Figure contents as structured data
[BEGIN]
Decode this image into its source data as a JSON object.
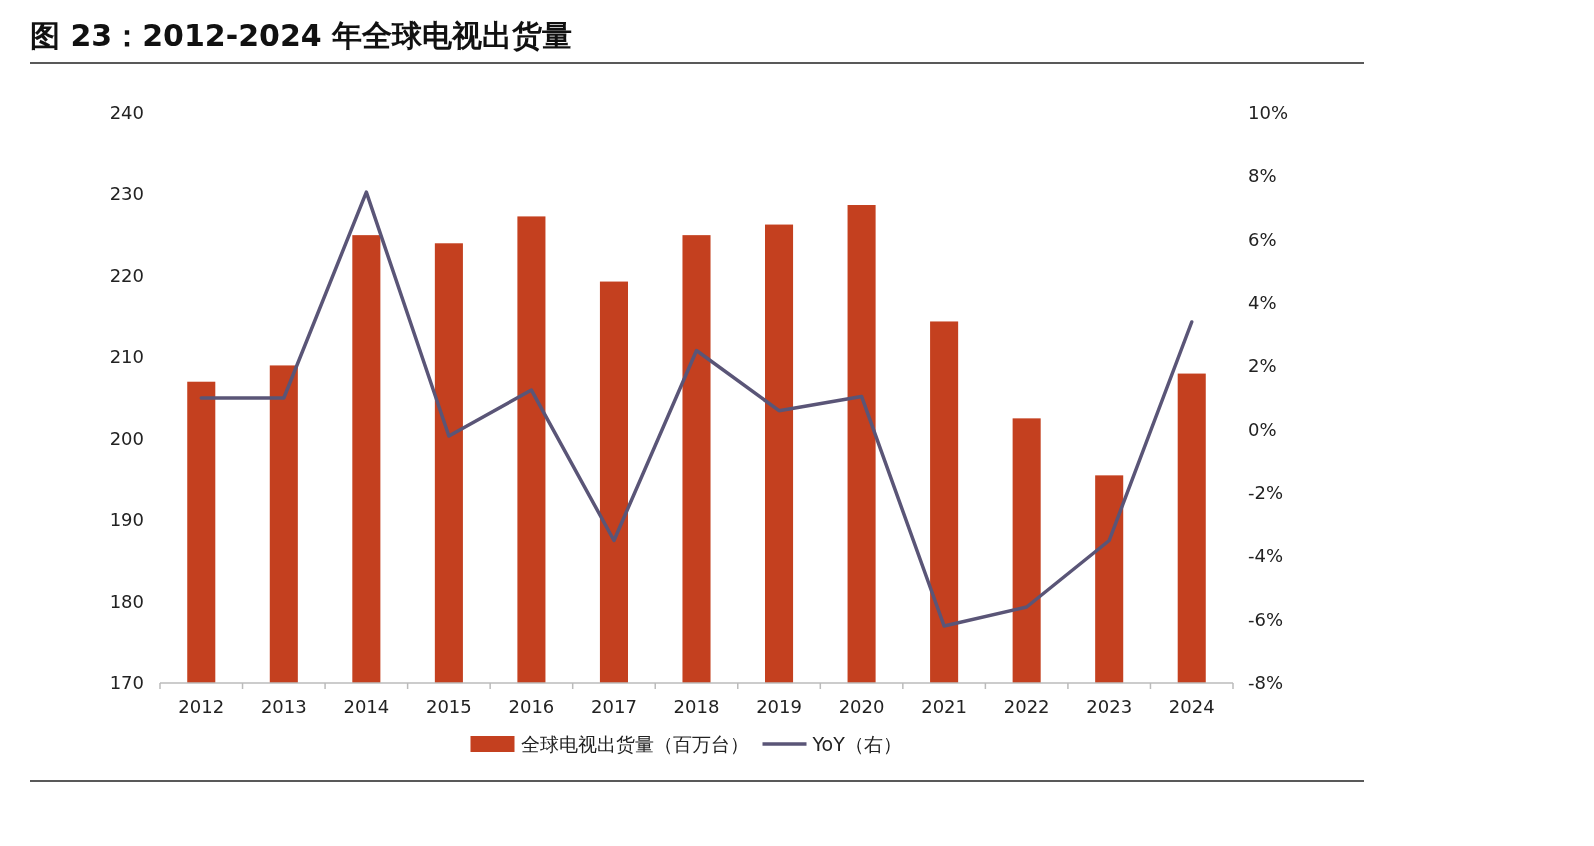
{
  "chart_data": {
    "type": "bar",
    "title": "图 23：2012-2024 年全球电视出货量",
    "categories": [
      "2012",
      "2013",
      "2014",
      "2015",
      "2016",
      "2017",
      "2018",
      "2019",
      "2020",
      "2021",
      "2022",
      "2023",
      "2024"
    ],
    "series": [
      {
        "name": "全球电视出货量（百万台）",
        "color": "#c4401f",
        "values": [
          207,
          209,
          225,
          224,
          227.3,
          219.3,
          225,
          226.3,
          228.7,
          214.4,
          202.5,
          195.5,
          208
        ]
      },
      {
        "name": "YoY（右）",
        "type": "line",
        "axis": "y2",
        "color": "#5a5577",
        "values": [
          1.0,
          1.0,
          7.5,
          -0.2,
          1.25,
          -3.5,
          2.5,
          0.6,
          1.05,
          -6.2,
          -5.6,
          -3.5,
          3.4
        ]
      }
    ],
    "ylim": [
      170,
      240
    ],
    "yticks": [
      170,
      180,
      190,
      200,
      210,
      220,
      230,
      240
    ],
    "y2lim": [
      -8,
      10
    ],
    "y2ticks": [
      {
        "value": -8,
        "label": "-8%"
      },
      {
        "value": -6,
        "label": "-6%"
      },
      {
        "value": -4,
        "label": "-4%"
      },
      {
        "value": -2,
        "label": "-2%"
      },
      {
        "value": 0,
        "label": "0%"
      },
      {
        "value": 2,
        "label": "2%"
      },
      {
        "value": 4,
        "label": "4%"
      },
      {
        "value": 6,
        "label": "6%"
      },
      {
        "value": 8,
        "label": "8%"
      },
      {
        "value": 10,
        "label": "10%"
      }
    ],
    "grid": false,
    "legend": "bottom",
    "marker": "none",
    "line_style": "solid"
  }
}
[END]
Reproduce every entry word for word, but skip any pictures.

Decode this image into its source data as a JSON object.
{
  "chart_data": {
    "type": "bar",
    "title": "图 23：2012-2024 年全球电视出货量",
    "categories": [
      "2012",
      "2013",
      "2014",
      "2015",
      "2016",
      "2017",
      "2018",
      "2019",
      "2020",
      "2021",
      "2022",
      "2023",
      "2024"
    ],
    "series": [
      {
        "name": "全球电视出货量（百万台）",
        "color": "#c4401f",
        "values": [
          207,
          209,
          225,
          224,
          227.3,
          219.3,
          225,
          226.3,
          228.7,
          214.4,
          202.5,
          195.5,
          208
        ]
      },
      {
        "name": "YoY（右）",
        "type": "line",
        "axis": "y2",
        "color": "#5a5577",
        "values": [
          1.0,
          1.0,
          7.5,
          -0.2,
          1.25,
          -3.5,
          2.5,
          0.6,
          1.05,
          -6.2,
          -5.6,
          -3.5,
          3.4
        ]
      }
    ],
    "ylim": [
      170,
      240
    ],
    "yticks": [
      170,
      180,
      190,
      200,
      210,
      220,
      230,
      240
    ],
    "y2lim": [
      -8,
      10
    ],
    "y2ticks": [
      {
        "value": -8,
        "label": "-8%"
      },
      {
        "value": -6,
        "label": "-6%"
      },
      {
        "value": -4,
        "label": "-4%"
      },
      {
        "value": -2,
        "label": "-2%"
      },
      {
        "value": 0,
        "label": "0%"
      },
      {
        "value": 2,
        "label": "2%"
      },
      {
        "value": 4,
        "label": "4%"
      },
      {
        "value": 6,
        "label": "6%"
      },
      {
        "value": 8,
        "label": "8%"
      },
      {
        "value": 10,
        "label": "10%"
      }
    ],
    "grid": false,
    "legend": "bottom",
    "marker": "none",
    "line_style": "solid"
  }
}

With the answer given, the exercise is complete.